>> begin

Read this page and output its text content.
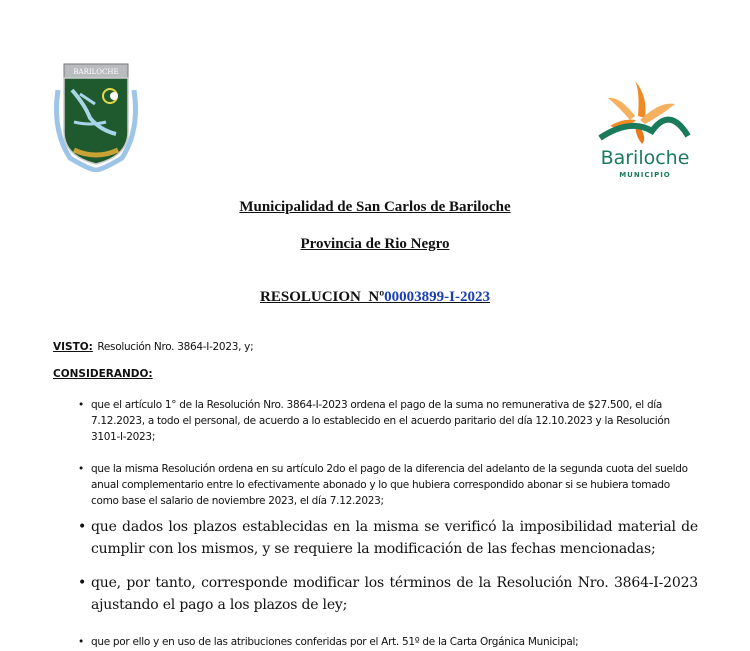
BARILOCHE
Bariloche
MUNICIPIO
Municipalidad de San Carlos de Bariloche
Provincia de Rio Negro
RESOLUCION  Nº00003899-I-2023
VISTO: Resolución Nro. 3864-I-2023, y;
CONSIDERANDO:
• que el artículo 1° de la Resolución Nro. 3864-I-2023 ordena el pago de la suma no remunerativa de $27.500, el día 7.12.2023, a todo el personal, de acuerdo a lo establecido en el acuerdo paritario del día 12.10.2023 y la Resolución 3101-I-2023;
• que la misma Resolución ordena en su artículo 2do el pago de la diferencia del adelanto de la segunda cuota del sueldo anual complementario entre lo efectivamente abonado y lo que hubiera correspondido abonar si se hubiera tomado como base el salario de noviembre 2023, el día 7.12.2023;
• que dados los plazos establecidas en la misma se verificó la imposibilidad material de cumplir con los mismos, y se requiere la modificación de las fechas mencionadas;
• que, por tanto, corresponde modificar los términos de la Resolución Nro. 3864-I-2023 ajustando el pago a los plazos de ley;
• que por ello y en uso de las atribuciones conferidas por el Art. 51º de la Carta Orgánica Municipal;
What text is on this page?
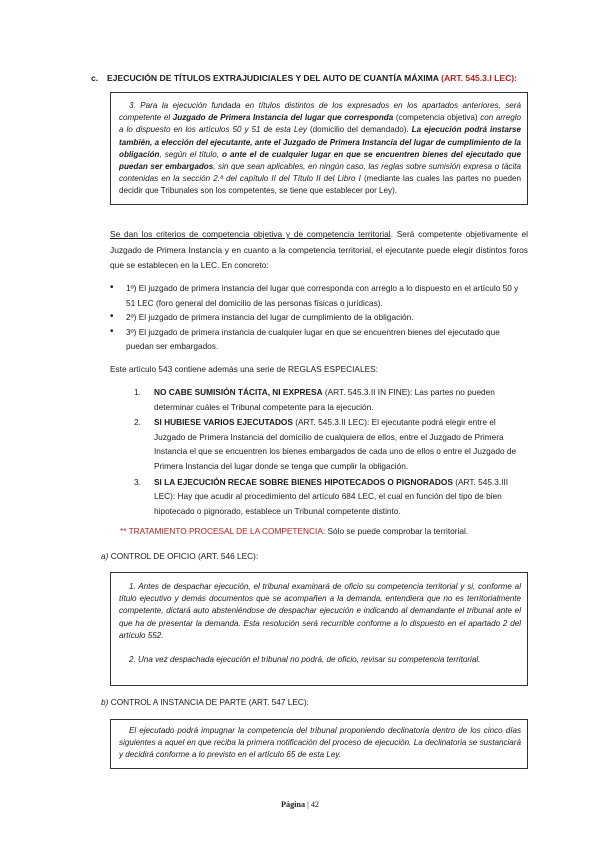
c. EJECUCIÓN DE TÍTULOS EXTRAJUDICIALES Y DEL AUTO DE CUANTÍA MÁXIMA (ART. 545.3.I LEC):

3. Para la ejecución fundada en títulos distintos de los expresados en los apartados anteriores, será competente el Juzgado de Primera Instancia del lugar que corresponda (competencia objetiva) con arreglo a lo dispuesto en los artículos 50 y 51 de esta Ley (domicilio del demandado). La ejecución podrá instarse también, a elección del ejecutante, ante el Juzgado de Primera Instancia del lugar de cumplimiento de la obligación, según el título, o ante el de cualquier lugar en que se encuentren bienes del ejecutado que puedan ser embargados, sin que sean aplicables, en ningún caso, las reglas sobre sumisión expresa o tácita contenidas en la sección 2.ª del capítulo II del Título II del Libro I (mediante las cuales las partes no pueden decidir que Tribunales son los competentes, se tiene que establecer por Ley).

Se dan los criterios de competencia objetiva y de competencia territorial. Será competente objetivamente el Juzgado de Primera Instancia y en cuanto a la competencia territorial, el ejecutante puede elegir distintos foros que se establecen en la LEC. En concreto:
• 1º) El juzgado de primera instancia del lugar que corresponda con arreglo a lo dispuesto en el artículo 50 y 51 LEC (foro general del domicilio de las personas físicas o jurídicas).
• 2º) El juzgado de primera instancia del lugar de cumplimiento de la obligación.
• 3º) El juzgado de primera instancia de cualquier lugar en que se encuentren bienes del ejecutado que puedan ser embargados.
Este artículo 543 contiene además una serie de REGLAS ESPECIALES:
1. NO CABE SUMISIÓN TÁCITA, NI EXPRESA (ART. 545.3.II IN FINE): Las partes no pueden determinar cuáles el Tribunal competente para la ejecución.
2. SI HUBIESE VARIOS EJECUTADOS (ART. 545.3.II LEC): El ejecutante podrá elegir entre el Juzgado de Primera Instancia del domicilio de cualquiera de ellos, entre el Juzgado de Primera Instancia el que se encuentren los bienes embargados de cada uno de ellos o entre el Juzgado de Primera Instancia del lugar donde se tenga que cumplir la obligación.
3. SI LA EJECUCIÓN RECAE SOBRE BIENES HIPOTECADOS O PIGNORADOS (ART. 545.3.III LEC): Hay que acudir al procedimiento del artículo 684 LEC, el cual en función del tipo de bien hipotecado o pignorado, establece un Tribunal competente distinto.
** TRATAMIENTO PROCESAL DE LA COMPETENCIA: Sólo se puede comprobar la territorial.
a) CONTROL DE OFICIO (ART. 546 LEC):

1. Antes de despachar ejecución, el tribunal examinará de oficio su competencia territorial y si, conforme al título ejecutivo y demás documentos que se acompañen a la demanda, entendiera que no es territorialmente competente, dictará auto absteniéndose de despachar ejecución e indicando al demandante el tribunal ante el que ha de presentar la demanda. Esta resolución será recurrible conforme a lo dispuesto en el apartado 2 del artículo 552.

2. Una vez despachada ejecución el tribunal no podrá, de oficio, revisar su competencia territorial.

b) CONTROL A INSTANCIA DE PARTE (ART. 547 LEC):

El ejecutado podrá impugnar la competencia del tribunal proponiendo declinatoria dentro de los cinco días siguientes a aquel en que reciba la primera notificación del proceso de ejecución. La declinatoria se sustanciará y decidirá conforme a lo previsto en el artículo 65 de esta Ley.

Página | 42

>> end

▶ _TASK OBJECTIVE_
The records above are to be restated exactly, without their pictures.

▶ _TASK RESPONSE_
Read this page and output its text content.
BARILOCHE
Bariloche
MUNICIPIO
Municipalidad de San Carlos de Bariloche
Provincia de Rio Negro
RESOLUCION  Nº00003899-I-2023
VISTO: Resolución Nro. 3864-I-2023, y;
CONSIDERANDO:
• que el artículo 1° de la Resolución Nro. 3864-I-2023 ordena el pago de la suma no remunerativa de $27.500, el día 7.12.2023, a todo el personal, de acuerdo a lo establecido en el acuerdo paritario del día 12.10.2023 y la Resolución 3101-I-2023;
• que la misma Resolución ordena en su artículo 2do el pago de la diferencia del adelanto de la segunda cuota del sueldo anual complementario entre lo efectivamente abonado y lo que hubiera correspondido abonar si se hubiera tomado como base el salario de noviembre 2023, el día 7.12.2023;
• que dados los plazos establecidas en la misma se verificó la imposibilidad material de cumplir con los mismos, y se requiere la modificación de las fechas mencionadas;
• que, por tanto, corresponde modificar los términos de la Resolución Nro. 3864-I-2023 ajustando el pago a los plazos de ley;
• que por ello y en uso de las atribuciones conferidas por el Art. 51º de la Carta Orgánica Municipal;
What text is on this page?
c. EJECUCIÓN DE TÍTULOS EXTRAJUDICIALES Y DEL AUTO DE CUANTÍA MÁXIMA (ART. 545.3.I LEC):

3. Para la ejecución fundada en títulos distintos de los expresados en los apartados anteriores, será competente el Juzgado de Primera Instancia del lugar que corresponda (competencia objetiva) con arreglo a lo dispuesto en los artículos 50 y 51 de esta Ley (domicilio del demandado). La ejecución podrá instarse también, a elección del ejecutante, ante el Juzgado de Primera Instancia del lugar de cumplimiento de la obligación, según el título, o ante el de cualquier lugar en que se encuentren bienes del ejecutado que puedan ser embargados, sin que sean aplicables, en ningún caso, las reglas sobre sumisión expresa o tácita contenidas en la sección 2.ª del capítulo II del Título II del Libro I (mediante las cuales las partes no pueden decidir que Tribunales son los competentes, se tiene que establecer por Ley).

Se dan los criterios de competencia objetiva y de competencia territorial. Será competente objetivamente el Juzgado de Primera Instancia y en cuanto a la competencia territorial, el ejecutante puede elegir distintos foros que se establecen en la LEC. En concreto:
• 1º) El juzgado de primera instancia del lugar que corresponda con arreglo a lo dispuesto en el artículo 50 y 51 LEC (foro general del domicilio de las personas físicas o jurídicas).
• 2º) El juzgado de primera instancia del lugar de cumplimiento de la obligación.
• 3º) El juzgado de primera instancia de cualquier lugar en que se encuentren bienes del ejecutado que puedan ser embargados.
Este artículo 543 contiene además una serie de REGLAS ESPECIALES:
1. NO CABE SUMISIÓN TÁCITA, NI EXPRESA (ART. 545.3.II IN FINE): Las partes no pueden determinar cuáles el Tribunal competente para la ejecución.
2. SI HUBIESE VARIOS EJECUTADOS (ART. 545.3.II LEC): El ejecutante podrá elegir entre el Juzgado de Primera Instancia del domicilio de cualquiera de ellos, entre el Juzgado de Primera Instancia el que se encuentren los bienes embargados de cada uno de ellos o entre el Juzgado de Primera Instancia del lugar donde se tenga que cumplir la obligación.
3. SI LA EJECUCIÓN RECAE SOBRE BIENES HIPOTECADOS O PIGNORADOS (ART. 545.3.III LEC): Hay que acudir al procedimiento del artículo 684 LEC, el cual en función del tipo de bien hipotecado o pignorado, establece un Tribunal competente distinto.
** TRATAMIENTO PROCESAL DE LA COMPETENCIA: Sólo se puede comprobar la territorial.
a) CONTROL DE OFICIO (ART. 546 LEC):

1. Antes de despachar ejecución, el tribunal examinará de oficio su competencia territorial y si, conforme al título ejecutivo y demás documentos que se acompañen a la demanda, entendiera que no es territorialmente competente, dictará auto absteniéndose de despachar ejecución e indicando al demandante el tribunal ante el que ha de presentar la demanda. Esta resolución será recurrible conforme a lo dispuesto en el apartado 2 del artículo 552.

2. Una vez despachada ejecución el tribunal no podrá, de oficio, revisar su competencia territorial.

b) CONTROL A INSTANCIA DE PARTE (ART. 547 LEC):

El ejecutado podrá impugnar la competencia del tribunal proponiendo declinatoria dentro de los cinco días siguientes a aquel en que reciba la primera notificación del proceso de ejecución. La declinatoria se sustanciará y decidirá conforme a lo previsto en el artículo 65 de esta Ley.

Página | 42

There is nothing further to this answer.